### Your task
Look through the records below and collect all lines that hold the string "JSON".

### Information given

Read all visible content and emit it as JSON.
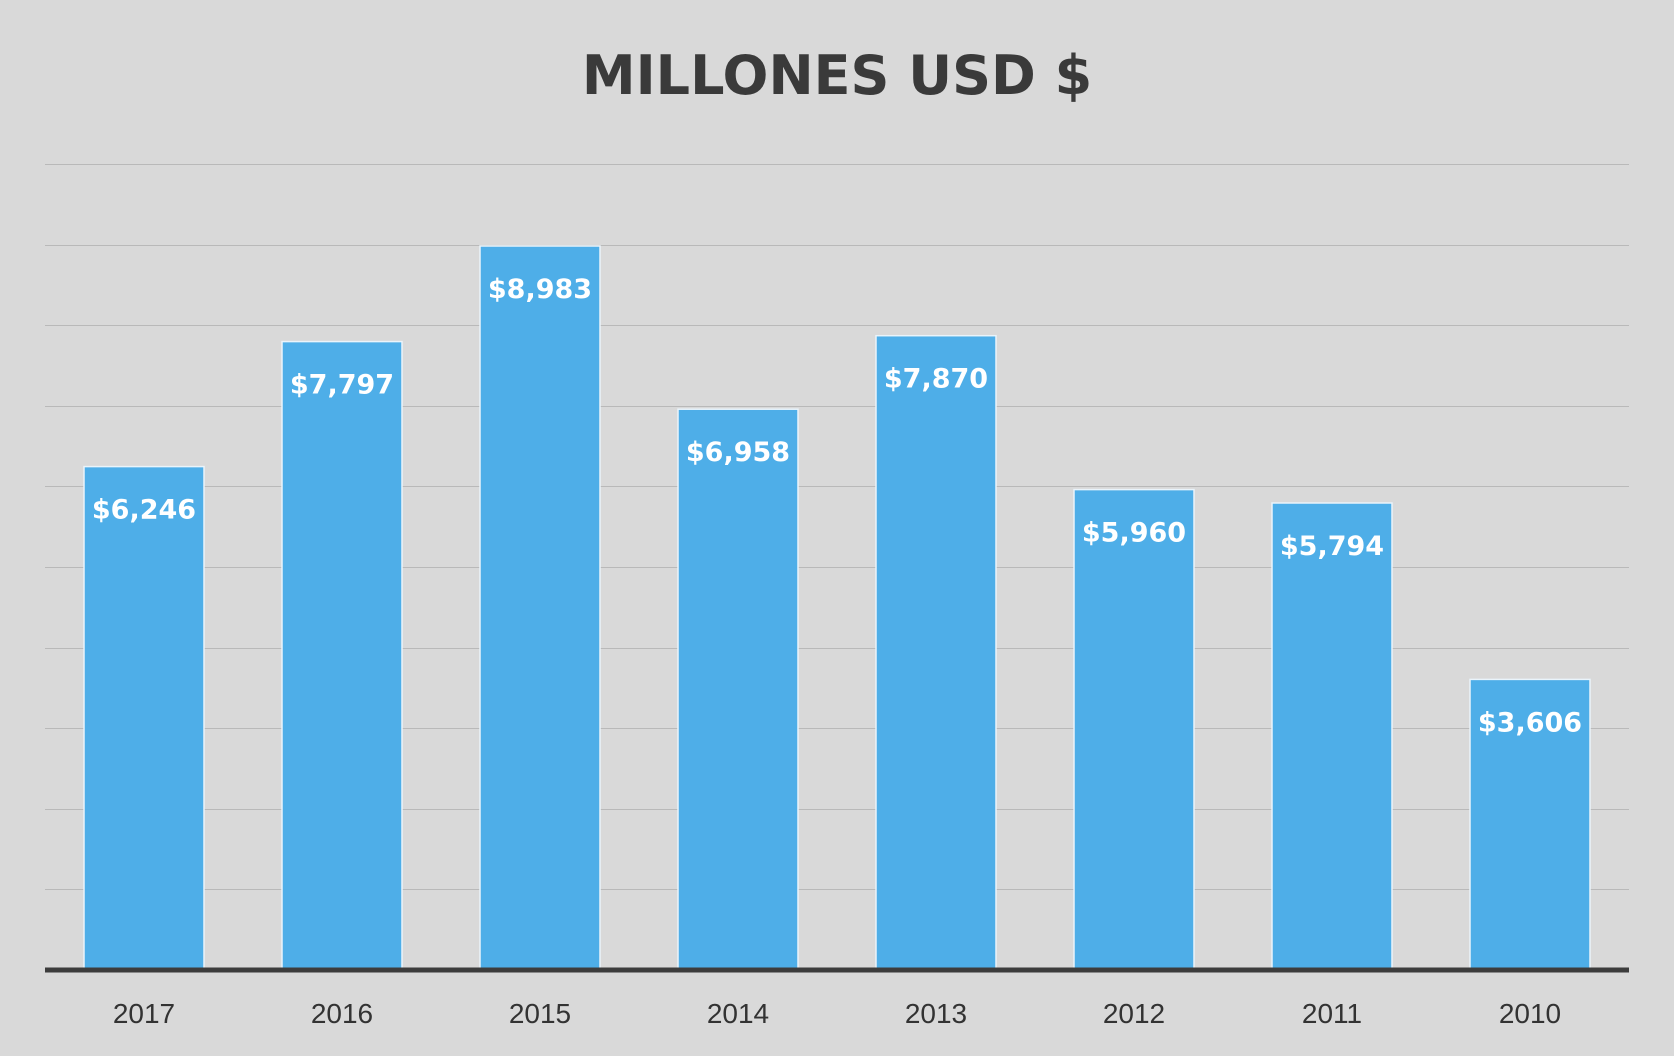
{
  "chart_data": {
    "type": "bar",
    "title": "MILLONES USD $",
    "xlabel": "",
    "ylabel": "",
    "categories": [
      "2017",
      "2016",
      "2015",
      "2014",
      "2013",
      "2012",
      "2011",
      "2010"
    ],
    "values": [
      6246,
      7797,
      8983,
      6958,
      7870,
      5960,
      5794,
      3606
    ],
    "value_labels": [
      "$6,246",
      "$7,797",
      "$8,983",
      "$6,958",
      "$7,870",
      "$5,960",
      "$5,794",
      "$3,606"
    ],
    "ylim": [
      0,
      10000
    ],
    "grid_step": 1000,
    "grid": true,
    "legend": "none",
    "colors": {
      "background": "#d9d9d9",
      "bar": "#4eaee8",
      "grid": "#b9b9b9",
      "axis": "#3c3c3c",
      "title": "#3a3a3a",
      "label": "#ffffff",
      "tick": "#333333"
    }
  }
}
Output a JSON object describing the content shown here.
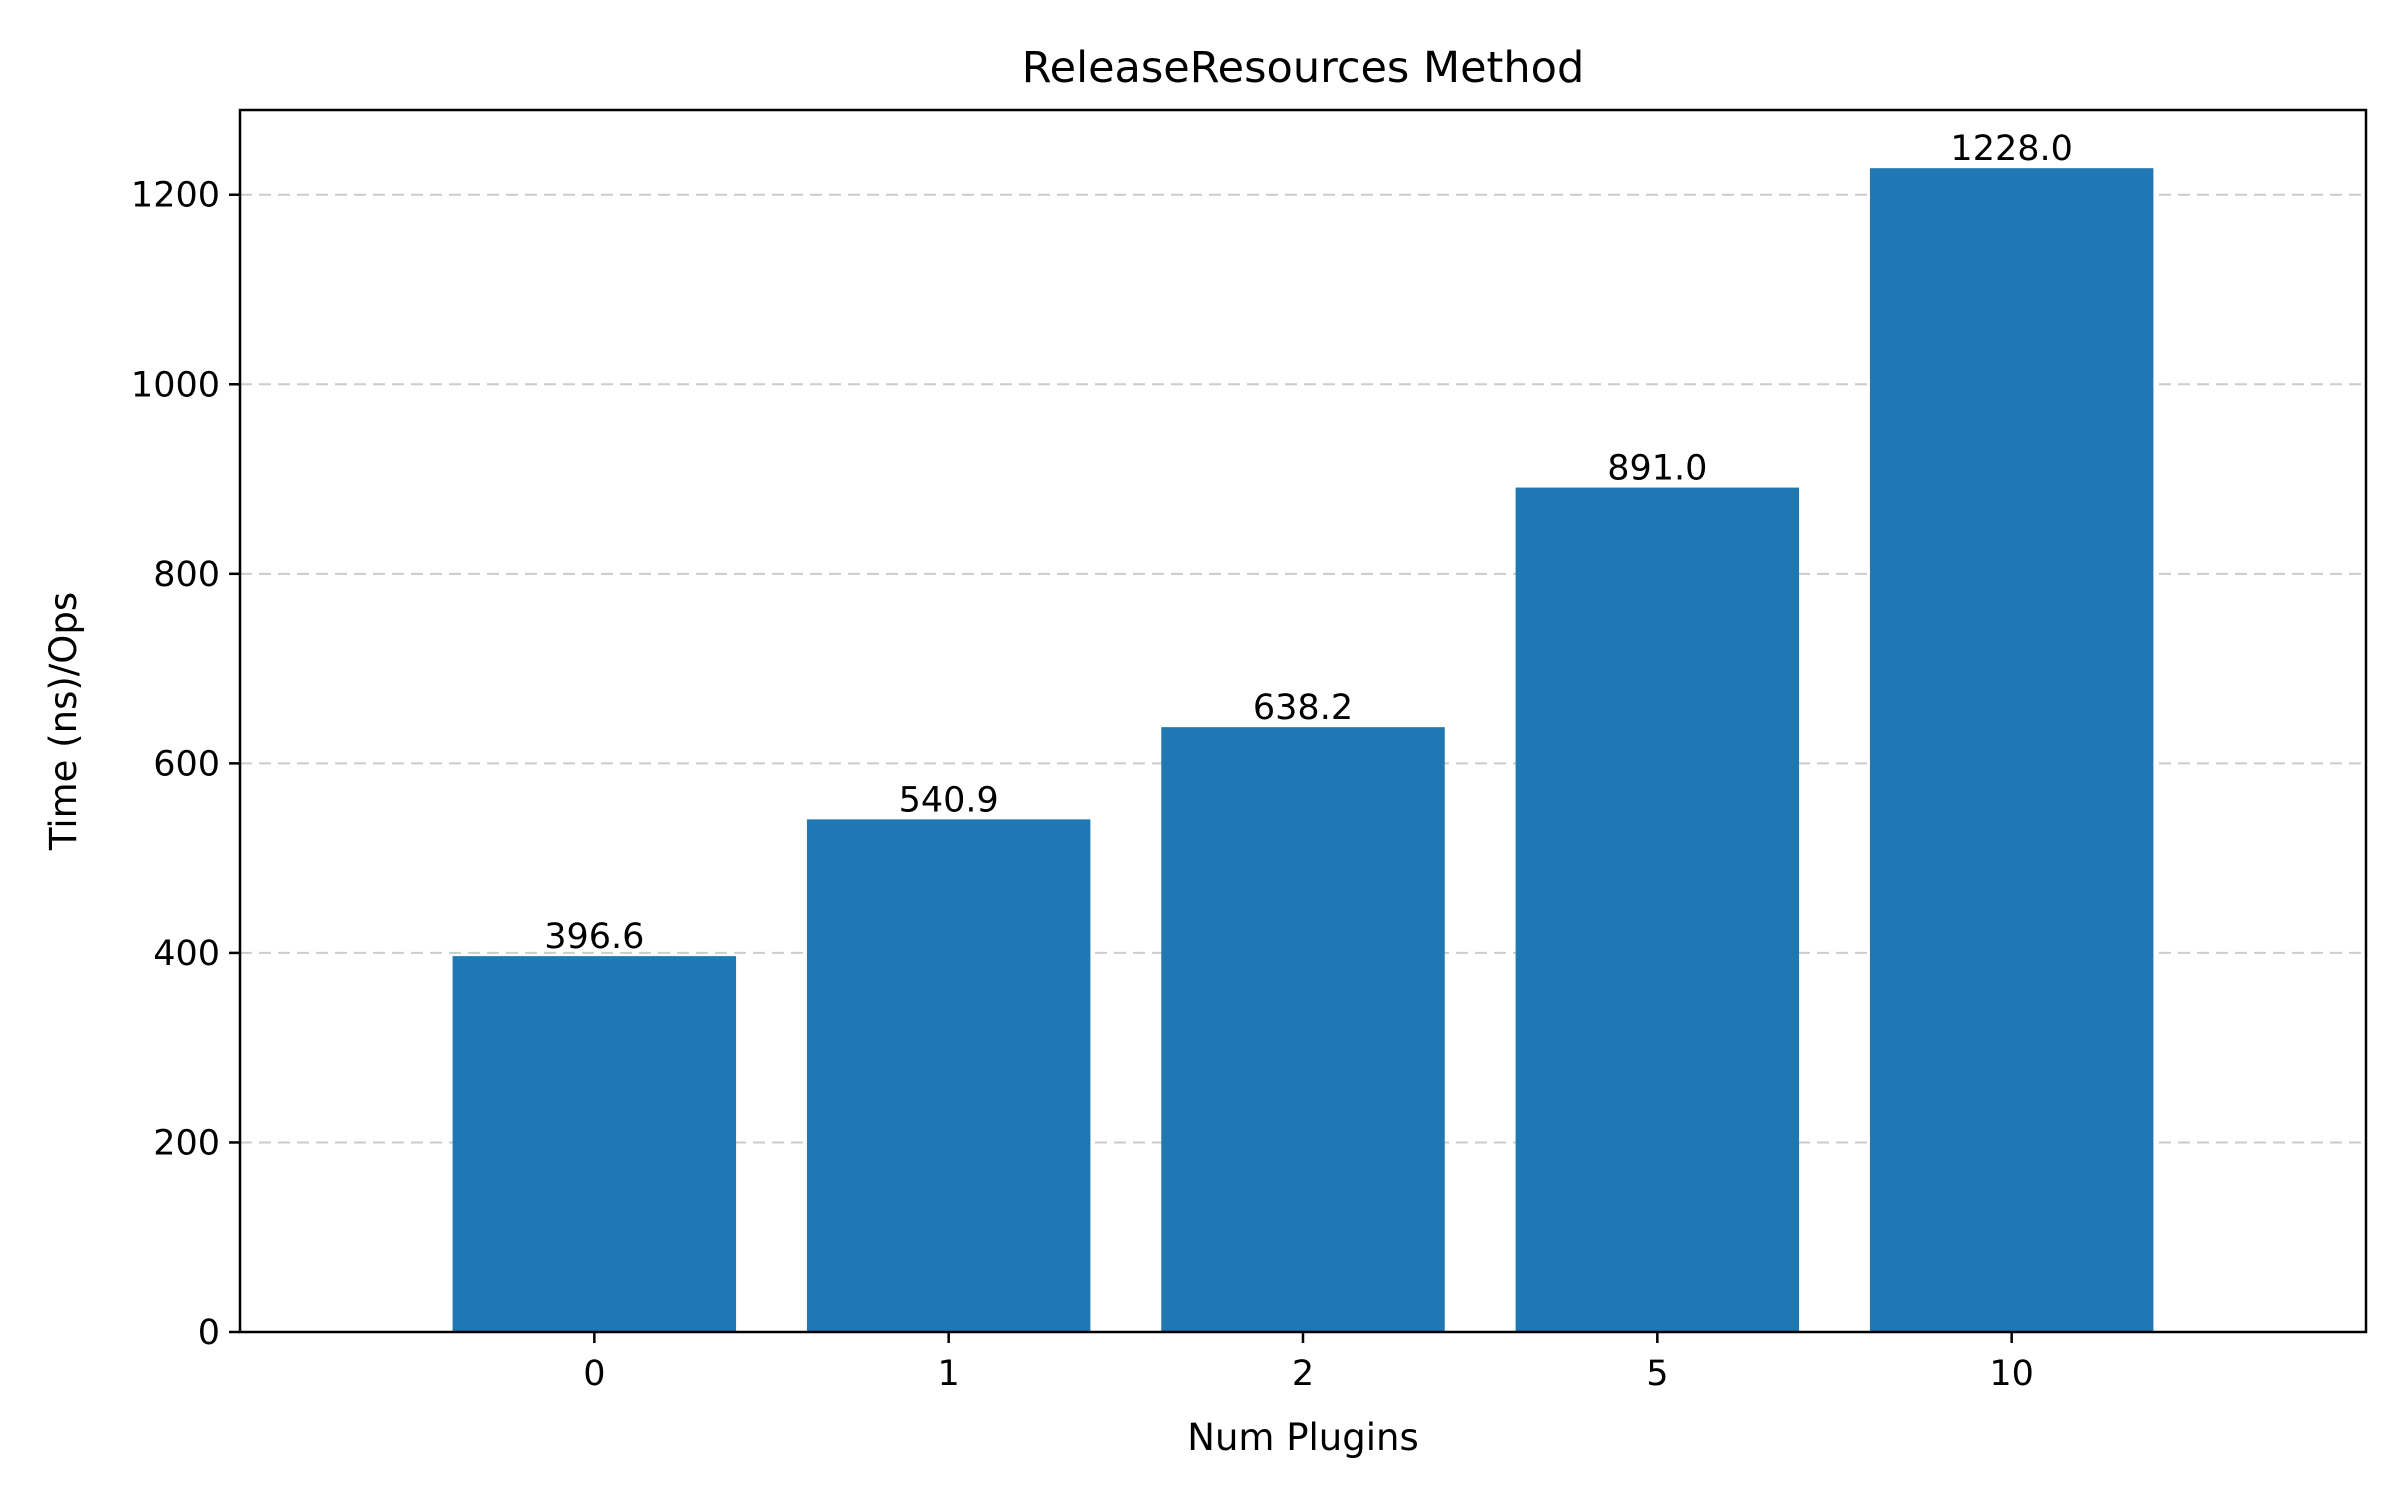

### Solution to the problem
Read all visible content and emit it as JSON.
Output a JSON object describing the content shown here.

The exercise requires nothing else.